━━━ EXTRACTED ENTRIES ━━━
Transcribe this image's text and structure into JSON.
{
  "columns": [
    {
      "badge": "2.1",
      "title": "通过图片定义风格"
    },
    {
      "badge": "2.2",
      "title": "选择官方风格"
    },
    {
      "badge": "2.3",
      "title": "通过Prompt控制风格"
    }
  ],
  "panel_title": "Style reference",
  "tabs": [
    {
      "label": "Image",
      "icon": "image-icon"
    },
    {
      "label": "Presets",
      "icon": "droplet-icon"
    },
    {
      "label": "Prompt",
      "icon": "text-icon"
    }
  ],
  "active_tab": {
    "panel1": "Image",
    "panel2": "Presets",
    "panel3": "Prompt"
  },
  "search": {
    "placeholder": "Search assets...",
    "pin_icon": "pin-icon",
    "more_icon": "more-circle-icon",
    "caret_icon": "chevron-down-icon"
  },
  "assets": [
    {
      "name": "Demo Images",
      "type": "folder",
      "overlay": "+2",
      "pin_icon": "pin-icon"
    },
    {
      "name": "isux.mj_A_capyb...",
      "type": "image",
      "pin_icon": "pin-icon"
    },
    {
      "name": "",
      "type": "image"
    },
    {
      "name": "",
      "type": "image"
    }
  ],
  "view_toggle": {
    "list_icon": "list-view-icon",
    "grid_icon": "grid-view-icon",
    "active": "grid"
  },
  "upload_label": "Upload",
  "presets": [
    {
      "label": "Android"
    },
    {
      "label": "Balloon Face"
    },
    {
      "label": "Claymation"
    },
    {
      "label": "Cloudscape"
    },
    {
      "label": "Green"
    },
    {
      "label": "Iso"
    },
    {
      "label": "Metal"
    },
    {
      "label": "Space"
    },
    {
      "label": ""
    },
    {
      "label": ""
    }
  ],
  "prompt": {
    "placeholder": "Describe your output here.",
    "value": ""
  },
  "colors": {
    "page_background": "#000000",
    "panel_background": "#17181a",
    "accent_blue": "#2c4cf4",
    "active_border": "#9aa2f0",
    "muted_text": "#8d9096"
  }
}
━━━
**SET TASK:** Write out the material exactly as given.

**OUTPUT OF THE EXERCISE:**
Transcribe this image's text and structure into JSON.
{
  "columns": [
    {
      "badge": "2.1",
      "title": "通过图片定义风格"
    },
    {
      "badge": "2.2",
      "title": "选择官方风格"
    },
    {
      "badge": "2.3",
      "title": "通过Prompt控制风格"
    }
  ],
  "panel_title": "Style reference",
  "tabs": [
    {
      "label": "Image",
      "icon": "image-icon"
    },
    {
      "label": "Presets",
      "icon": "droplet-icon"
    },
    {
      "label": "Prompt",
      "icon": "text-icon"
    }
  ],
  "active_tab": {
    "panel1": "Image",
    "panel2": "Presets",
    "panel3": "Prompt"
  },
  "search": {
    "placeholder": "Search assets...",
    "pin_icon": "pin-icon",
    "more_icon": "more-circle-icon",
    "caret_icon": "chevron-down-icon"
  },
  "assets": [
    {
      "name": "Demo Images",
      "type": "folder",
      "overlay": "+2",
      "pin_icon": "pin-icon"
    },
    {
      "name": "isux.mj_A_capyb...",
      "type": "image",
      "pin_icon": "pin-icon"
    },
    {
      "name": "",
      "type": "image"
    },
    {
      "name": "",
      "type": "image"
    }
  ],
  "view_toggle": {
    "list_icon": "list-view-icon",
    "grid_icon": "grid-view-icon",
    "active": "grid"
  },
  "upload_label": "Upload",
  "presets": [
    {
      "label": "Android"
    },
    {
      "label": "Balloon Face"
    },
    {
      "label": "Claymation"
    },
    {
      "label": "Cloudscape"
    },
    {
      "label": "Green"
    },
    {
      "label": "Iso"
    },
    {
      "label": "Metal"
    },
    {
      "label": "Space"
    },
    {
      "label": ""
    },
    {
      "label": ""
    }
  ],
  "prompt": {
    "placeholder": "Describe your output here.",
    "value": ""
  },
  "colors": {
    "page_background": "#000000",
    "panel_background": "#17181a",
    "accent_blue": "#2c4cf4",
    "active_border": "#9aa2f0",
    "muted_text": "#8d9096"
  }
}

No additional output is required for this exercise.